■ EXERCISE DETAILS
Copy out the entries in full and with complete accuracy; pictures are excluded.

■ RECORDS TO USE
::::
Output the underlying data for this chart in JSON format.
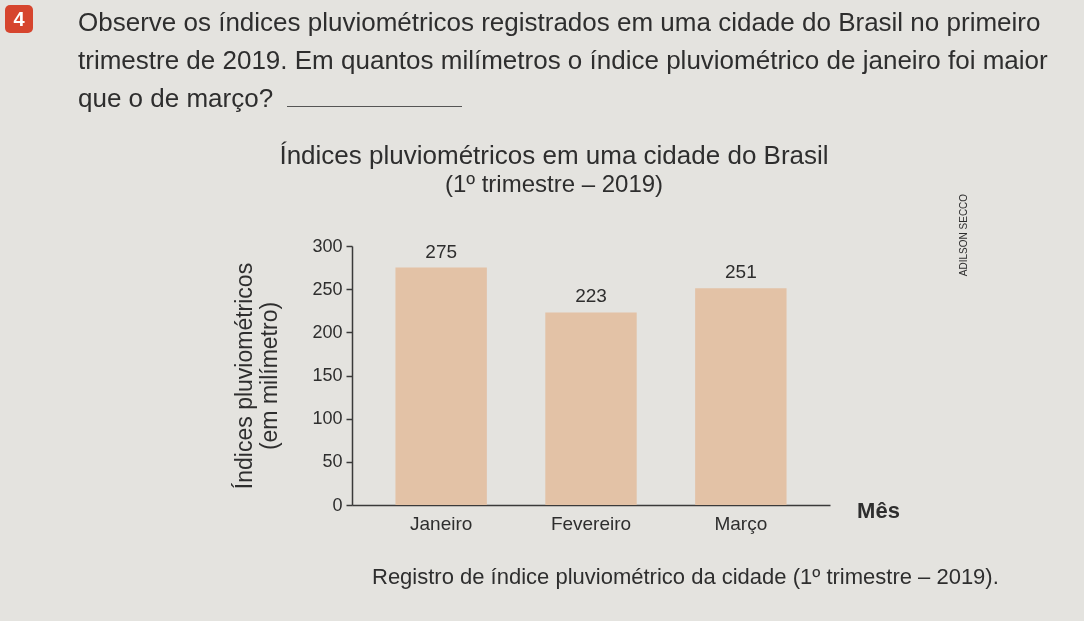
{
  "chart_data": {
    "type": "bar",
    "title": "Índices pluviométricos em uma cidade do Brasil",
    "subtitle": "(1º trimestre – 2019)",
    "xlabel": "Mês",
    "ylabel": "Índices pluviométricos\n(em milímetro)",
    "categories": [
      "Janeiro",
      "Fevereiro",
      "Março"
    ],
    "values": [
      275,
      223,
      251
    ],
    "color": "#e3c2a6",
    "ylim": [
      0,
      300
    ],
    "yticks": [
      0,
      50,
      100,
      150,
      200,
      250,
      300
    ],
    "data_labels": true,
    "grid": false,
    "annotations": [
      "4",
      "Observe os índices pluviométricos registrados em uma cidade do Brasil no primeiro trimestre de 2019. Em quantos milímetros o índice pluviométrico de janeiro foi maior que o de março?",
      "Registro de índice pluviométrico da cidade (1º trimestre – 2019).",
      "ADILSON SECCO"
    ]
  }
}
::::
■ TASK RESULT
Output the underlying data for this chart in JSON format.
{
  "chart_data": {
    "type": "bar",
    "title": "Índices pluviométricos em uma cidade do Brasil",
    "subtitle": "(1º trimestre – 2019)",
    "xlabel": "Mês",
    "ylabel": "Índices pluviométricos\n(em milímetro)",
    "categories": [
      "Janeiro",
      "Fevereiro",
      "Março"
    ],
    "values": [
      275,
      223,
      251
    ],
    "color": "#e3c2a6",
    "ylim": [
      0,
      300
    ],
    "yticks": [
      0,
      50,
      100,
      150,
      200,
      250,
      300
    ],
    "data_labels": true,
    "grid": false,
    "annotations": [
      "4",
      "Observe os índices pluviométricos registrados em uma cidade do Brasil no primeiro trimestre de 2019. Em quantos milímetros o índice pluviométrico de janeiro foi maior que o de março?",
      "Registro de índice pluviométrico da cidade (1º trimestre – 2019).",
      "ADILSON SECCO"
    ]
  }
}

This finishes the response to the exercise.